- _TASK INSTRUCTIONS_:
Every line of the data is to be transcribed as it stands.

Figure collection entries
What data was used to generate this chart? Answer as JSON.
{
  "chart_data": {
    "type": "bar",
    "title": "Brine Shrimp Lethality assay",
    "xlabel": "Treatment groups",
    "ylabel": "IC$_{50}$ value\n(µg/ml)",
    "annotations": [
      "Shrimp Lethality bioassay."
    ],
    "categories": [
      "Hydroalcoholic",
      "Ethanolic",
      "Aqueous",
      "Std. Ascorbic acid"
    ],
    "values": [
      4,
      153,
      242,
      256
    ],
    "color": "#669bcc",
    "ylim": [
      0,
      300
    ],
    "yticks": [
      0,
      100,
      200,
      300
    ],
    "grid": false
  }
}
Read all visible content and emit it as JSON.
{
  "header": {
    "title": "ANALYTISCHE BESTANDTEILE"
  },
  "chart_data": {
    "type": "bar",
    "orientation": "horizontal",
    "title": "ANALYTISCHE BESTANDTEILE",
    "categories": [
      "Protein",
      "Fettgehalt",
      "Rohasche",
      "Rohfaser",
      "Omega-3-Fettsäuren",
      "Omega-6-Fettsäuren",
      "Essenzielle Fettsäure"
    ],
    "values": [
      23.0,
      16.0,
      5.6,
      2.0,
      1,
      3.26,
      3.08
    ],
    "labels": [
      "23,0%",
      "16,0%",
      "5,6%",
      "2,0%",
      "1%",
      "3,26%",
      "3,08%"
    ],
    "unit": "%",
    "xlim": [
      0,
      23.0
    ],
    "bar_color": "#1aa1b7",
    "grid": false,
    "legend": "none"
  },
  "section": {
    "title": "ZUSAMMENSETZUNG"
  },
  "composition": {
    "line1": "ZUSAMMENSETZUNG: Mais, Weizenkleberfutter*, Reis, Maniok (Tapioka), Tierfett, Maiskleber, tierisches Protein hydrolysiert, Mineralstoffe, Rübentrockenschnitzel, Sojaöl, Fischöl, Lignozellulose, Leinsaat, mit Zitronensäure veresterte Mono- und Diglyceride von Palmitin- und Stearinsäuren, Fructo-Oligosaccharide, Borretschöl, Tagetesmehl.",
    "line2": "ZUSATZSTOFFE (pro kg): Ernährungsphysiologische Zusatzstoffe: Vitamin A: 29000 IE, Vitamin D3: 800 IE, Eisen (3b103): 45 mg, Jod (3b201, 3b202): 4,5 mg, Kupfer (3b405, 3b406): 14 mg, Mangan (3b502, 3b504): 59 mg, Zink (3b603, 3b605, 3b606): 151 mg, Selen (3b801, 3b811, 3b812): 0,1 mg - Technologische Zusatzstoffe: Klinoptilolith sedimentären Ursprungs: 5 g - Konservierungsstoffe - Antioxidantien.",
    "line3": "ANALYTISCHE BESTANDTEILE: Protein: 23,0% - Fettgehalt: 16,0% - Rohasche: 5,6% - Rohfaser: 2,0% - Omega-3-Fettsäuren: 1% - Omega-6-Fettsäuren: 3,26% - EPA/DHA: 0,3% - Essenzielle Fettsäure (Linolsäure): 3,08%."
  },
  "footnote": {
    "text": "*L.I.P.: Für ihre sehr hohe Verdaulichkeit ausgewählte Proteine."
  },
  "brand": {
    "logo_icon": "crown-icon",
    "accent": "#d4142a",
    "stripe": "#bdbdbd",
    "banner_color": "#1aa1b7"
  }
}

- _OUTPUT OF THE TASK_:
What data was used to generate this chart? Answer as JSON.
{
  "chart_data": {
    "type": "bar",
    "title": "Brine Shrimp Lethality assay",
    "xlabel": "Treatment groups",
    "ylabel": "IC$_{50}$ value\n(µg/ml)",
    "annotations": [
      "Shrimp Lethality bioassay."
    ],
    "categories": [
      "Hydroalcoholic",
      "Ethanolic",
      "Aqueous",
      "Std. Ascorbic acid"
    ],
    "values": [
      4,
      153,
      242,
      256
    ],
    "color": "#669bcc",
    "ylim": [
      0,
      300
    ],
    "yticks": [
      0,
      100,
      200,
      300
    ],
    "grid": false
  }
}
Read all visible content and emit it as JSON.
{
  "header": {
    "title": "ANALYTISCHE BESTANDTEILE"
  },
  "chart_data": {
    "type": "bar",
    "orientation": "horizontal",
    "title": "ANALYTISCHE BESTANDTEILE",
    "categories": [
      "Protein",
      "Fettgehalt",
      "Rohasche",
      "Rohfaser",
      "Omega-3-Fettsäuren",
      "Omega-6-Fettsäuren",
      "Essenzielle Fettsäure"
    ],
    "values": [
      23.0,
      16.0,
      5.6,
      2.0,
      1,
      3.26,
      3.08
    ],
    "labels": [
      "23,0%",
      "16,0%",
      "5,6%",
      "2,0%",
      "1%",
      "3,26%",
      "3,08%"
    ],
    "unit": "%",
    "xlim": [
      0,
      23.0
    ],
    "bar_color": "#1aa1b7",
    "grid": false,
    "legend": "none"
  },
  "section": {
    "title": "ZUSAMMENSETZUNG"
  },
  "composition": {
    "line1": "ZUSAMMENSETZUNG: Mais, Weizenkleberfutter*, Reis, Maniok (Tapioka), Tierfett, Maiskleber, tierisches Protein hydrolysiert, Mineralstoffe, Rübentrockenschnitzel, Sojaöl, Fischöl, Lignozellulose, Leinsaat, mit Zitronensäure veresterte Mono- und Diglyceride von Palmitin- und Stearinsäuren, Fructo-Oligosaccharide, Borretschöl, Tagetesmehl.",
    "line2": "ZUSATZSTOFFE (pro kg): Ernährungsphysiologische Zusatzstoffe: Vitamin A: 29000 IE, Vitamin D3: 800 IE, Eisen (3b103): 45 mg, Jod (3b201, 3b202): 4,5 mg, Kupfer (3b405, 3b406): 14 mg, Mangan (3b502, 3b504): 59 mg, Zink (3b603, 3b605, 3b606): 151 mg, Selen (3b801, 3b811, 3b812): 0,1 mg - Technologische Zusatzstoffe: Klinoptilolith sedimentären Ursprungs: 5 g - Konservierungsstoffe - Antioxidantien.",
    "line3": "ANALYTISCHE BESTANDTEILE: Protein: 23,0% - Fettgehalt: 16,0% - Rohasche: 5,6% - Rohfaser: 2,0% - Omega-3-Fettsäuren: 1% - Omega-6-Fettsäuren: 3,26% - EPA/DHA: 0,3% - Essenzielle Fettsäure (Linolsäure): 3,08%."
  },
  "footnote": {
    "text": "*L.I.P.: Für ihre sehr hohe Verdaulichkeit ausgewählte Proteine."
  },
  "brand": {
    "logo_icon": "crown-icon",
    "accent": "#d4142a",
    "stripe": "#bdbdbd",
    "banner_color": "#1aa1b7"
  }
}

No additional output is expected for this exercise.